Requirement:
Look through the records below, and copy out every line that holds the string "Properties".
# Input rows start
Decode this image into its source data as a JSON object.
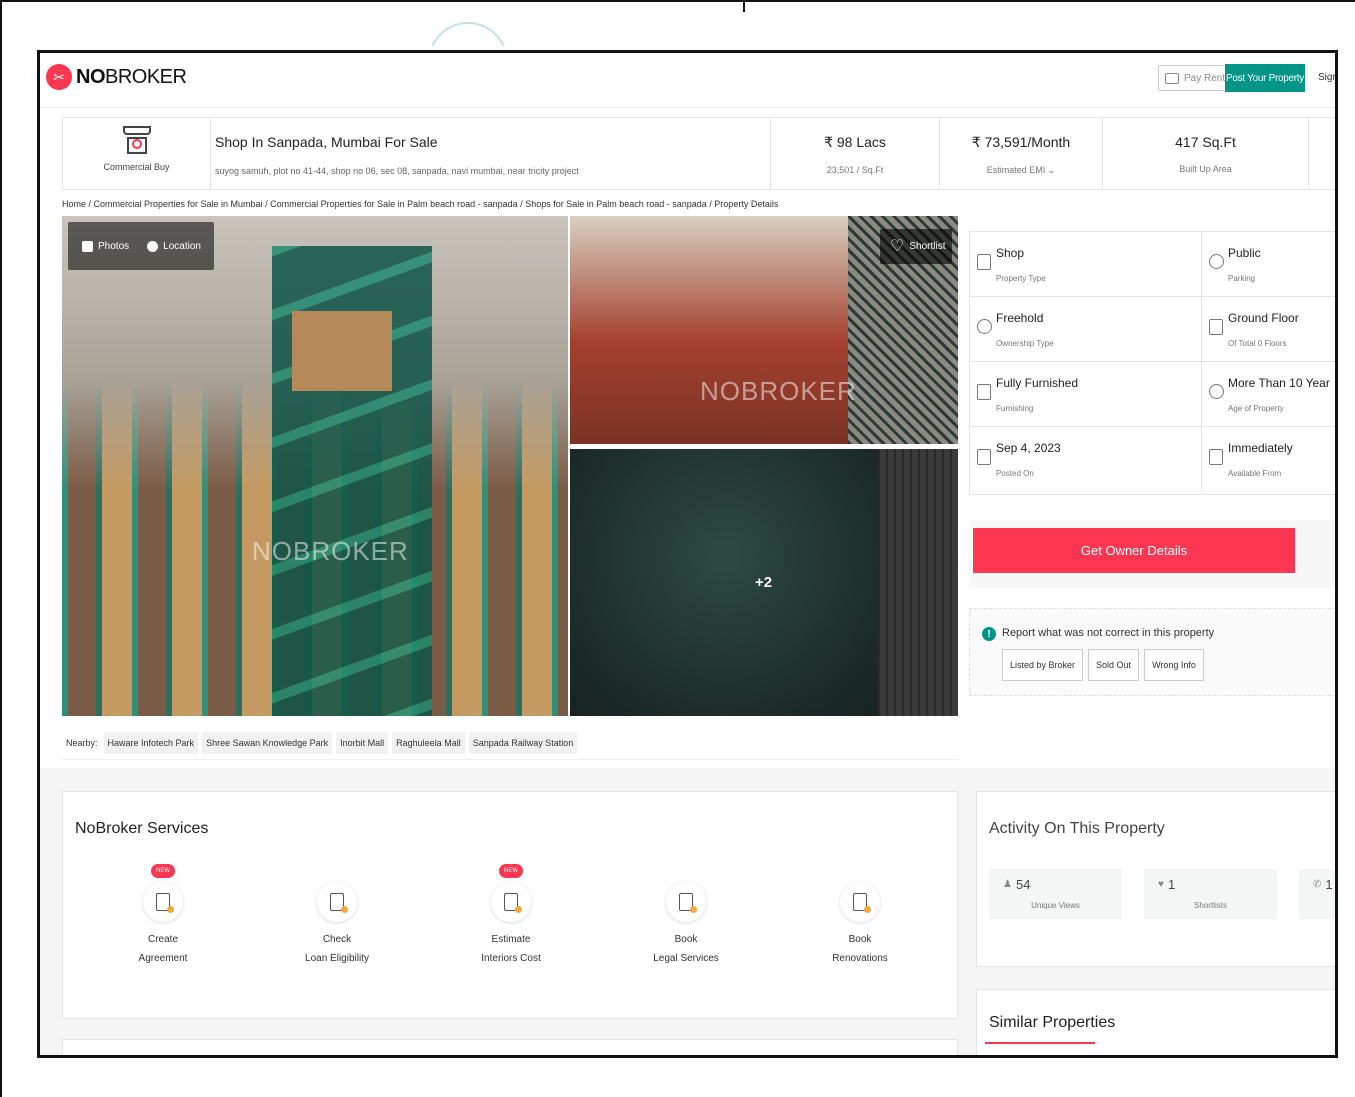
{
  "brand": {
    "logo_bold": "NO",
    "logo_rest": "BROKER"
  },
  "header": {
    "pay_rent": "Pay Rent",
    "post_property": "Post Your Property",
    "sign_in": "Sign"
  },
  "summary": {
    "type_label": "Commercial Buy",
    "title": "Shop In Sanpada, Mumbai For Sale",
    "address": "suyog samuh, plot no 41-44, shop no 06, sec 08, sanpada, navi mumbai, near tricity project",
    "price": "₹ 98 Lacs",
    "price_per_sqft": "23,501 / Sq.Ft",
    "emi": "₹ 73,591/Month",
    "emi_label": "Estimated EMI ⌄",
    "area": "417 Sq.Ft",
    "area_label": "Built Up Area"
  },
  "breadcrumb": "Home / Commercial Properties for Sale in Mumbai / Commercial Properties for Sale in Palm beach road - sanpada / Shops for Sale in Palm beach road - sanpada / Property Details",
  "gallery": {
    "photos_label": "Photos",
    "location_label": "Location",
    "shortlist_label": "Shortlist",
    "more_count": "+2",
    "watermark": "NOBROKER"
  },
  "nearby": {
    "label": "Nearby:",
    "places": [
      "Haware Infotech Park",
      "Shree Sawan Knowledge Park",
      "Inorbit Mall",
      "Raghuleela Mall",
      "Sanpada Railway Station"
    ]
  },
  "details": [
    {
      "value": "Shop",
      "label": "Property Type",
      "icon": "shop-icon"
    },
    {
      "value": "Public",
      "label": "Parking",
      "icon": "parking-icon"
    },
    {
      "value": "Freehold",
      "label": "Ownership Type",
      "icon": "owner-icon"
    },
    {
      "value": "Ground Floor",
      "label": "Of Total 0 Floors",
      "icon": "stairs-icon"
    },
    {
      "value": "Fully Furnished",
      "label": "Furnishing",
      "icon": "furnishing-icon"
    },
    {
      "value": "More Than 10 Year",
      "label": "Age of Property",
      "icon": "age-icon"
    },
    {
      "value": "Sep 4, 2023",
      "label": "Posted On",
      "icon": "flag-icon"
    },
    {
      "value": "Immediately",
      "label": "Available From",
      "icon": "calendar-icon"
    }
  ],
  "cta": {
    "label": "Get Owner Details"
  },
  "report": {
    "text": "Report what was not correct in this property",
    "options": [
      "Listed by Broker",
      "Sold Out",
      "Wrong Info"
    ]
  },
  "services": {
    "title": "NoBroker Services",
    "badge": "NEW",
    "items": [
      {
        "line1": "Create",
        "line2": "Agreement",
        "new": true,
        "icon": "agreement-icon"
      },
      {
        "line1": "Check",
        "line2": "Loan Eligibility",
        "new": false,
        "icon": "loan-icon"
      },
      {
        "line1": "Estimate",
        "line2": "Interiors Cost",
        "new": true,
        "icon": "interiors-icon"
      },
      {
        "line1": "Book",
        "line2": "Legal Services",
        "new": false,
        "icon": "legal-icon"
      },
      {
        "line1": "Book",
        "line2": "Renovations",
        "new": false,
        "icon": "renovation-icon"
      }
    ]
  },
  "activity": {
    "title": "Activity On This Property",
    "stats": [
      {
        "value": "54",
        "label": "Unique Views",
        "icon": "person-icon"
      },
      {
        "value": "1",
        "label": "Shortlists",
        "icon": "heart-icon"
      },
      {
        "value": "1",
        "label": "",
        "icon": "phone-icon"
      }
    ]
  },
  "similar": {
    "title": "Similar Properties"
  },
  "colors": {
    "accent": "#fd3752",
    "teal": "#009587"
  }
}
# Input rows end
Task solution:
  "breadcrumb": "Home / Commercial Properties for Sale in Mumbai / Commercial Properties for Sale in Palm beach road - sanpada / Shops for Sale in Palm beach road - sanpada / Property Details",
    "title": "Similar Properties"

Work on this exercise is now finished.